* WHAT NEEDS TO BE DONE *
Here are some records; quote them exactly, leaving out the pictures.

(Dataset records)
========
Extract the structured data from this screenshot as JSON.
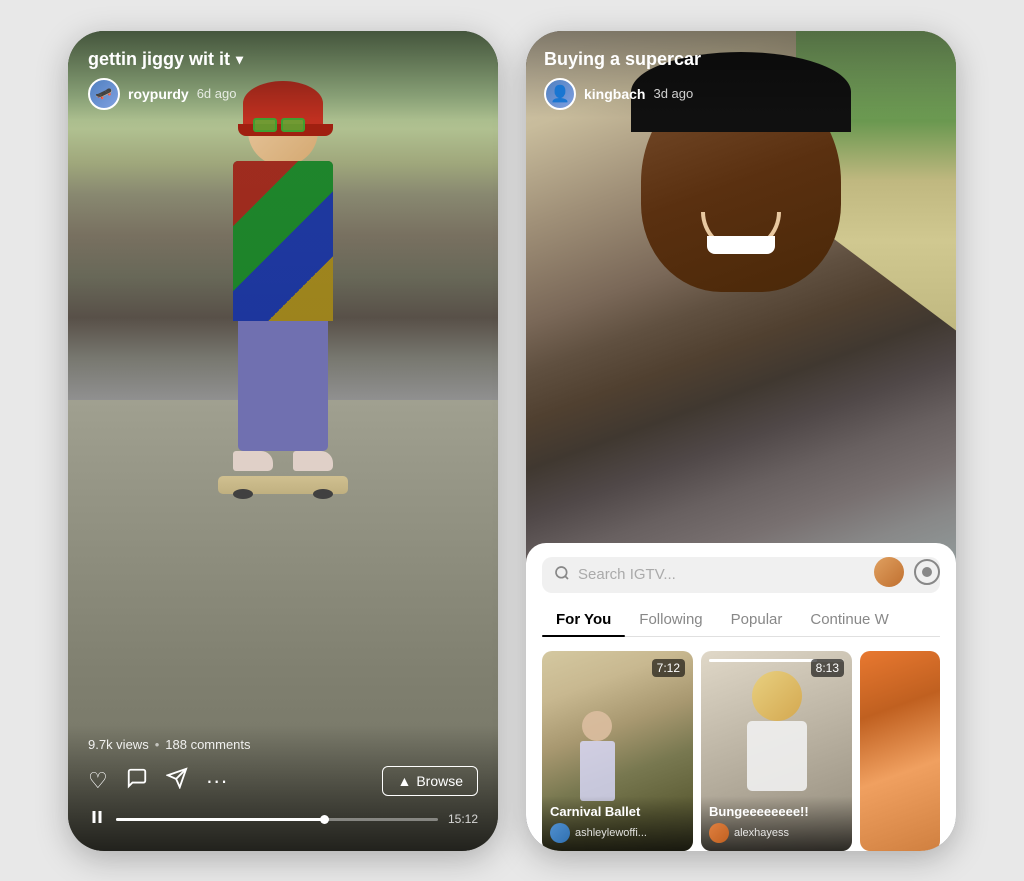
{
  "left_phone": {
    "video_title": "gettin jiggy wit it",
    "chevron": "▾",
    "username": "roypurdy",
    "time_ago": "6d ago",
    "stats": {
      "views": "9.7k views",
      "separator": "•",
      "comments": "188 comments"
    },
    "browse_label": "Browse",
    "browse_icon": "▲",
    "duration": "15:12",
    "actions": {
      "like_icon": "♡",
      "comment_icon": "💬",
      "share_icon": "▷",
      "more_icon": "···"
    }
  },
  "right_phone": {
    "video_title": "Buying a supercar",
    "username": "kingbach",
    "time_ago": "3d ago",
    "search_placeholder": "Search IGTV...",
    "tabs": [
      {
        "label": "For You",
        "active": true
      },
      {
        "label": "Following",
        "active": false
      },
      {
        "label": "Popular",
        "active": false
      },
      {
        "label": "Continue W",
        "active": false
      }
    ],
    "thumbnails": [
      {
        "title": "Carnival Ballet",
        "username": "ashleylewoffi...",
        "duration": "7:12",
        "has_progress": false
      },
      {
        "title": "Bungeeeeeeee!!",
        "username": "alexhayess",
        "duration": "8:13",
        "has_progress": true
      },
      {
        "title": "",
        "username": "",
        "duration": "",
        "has_progress": false
      }
    ]
  }
}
========
* ANSWER TO THE PROBLEM *
Extract the structured data from this screenshot as JSON.
{
  "left_phone": {
    "video_title": "gettin jiggy wit it",
    "chevron": "▾",
    "username": "roypurdy",
    "time_ago": "6d ago",
    "stats": {
      "views": "9.7k views",
      "separator": "•",
      "comments": "188 comments"
    },
    "browse_label": "Browse",
    "browse_icon": "▲",
    "duration": "15:12",
    "actions": {
      "like_icon": "♡",
      "comment_icon": "💬",
      "share_icon": "▷",
      "more_icon": "···"
    }
  },
  "right_phone": {
    "video_title": "Buying a supercar",
    "username": "kingbach",
    "time_ago": "3d ago",
    "search_placeholder": "Search IGTV...",
    "tabs": [
      {
        "label": "For You",
        "active": true
      },
      {
        "label": "Following",
        "active": false
      },
      {
        "label": "Popular",
        "active": false
      },
      {
        "label": "Continue W",
        "active": false
      }
    ],
    "thumbnails": [
      {
        "title": "Carnival Ballet",
        "username": "ashleylewoffi...",
        "duration": "7:12",
        "has_progress": false
      },
      {
        "title": "Bungeeeeeeee!!",
        "username": "alexhayess",
        "duration": "8:13",
        "has_progress": true
      },
      {
        "title": "",
        "username": "",
        "duration": "",
        "has_progress": false
      }
    ]
  }
}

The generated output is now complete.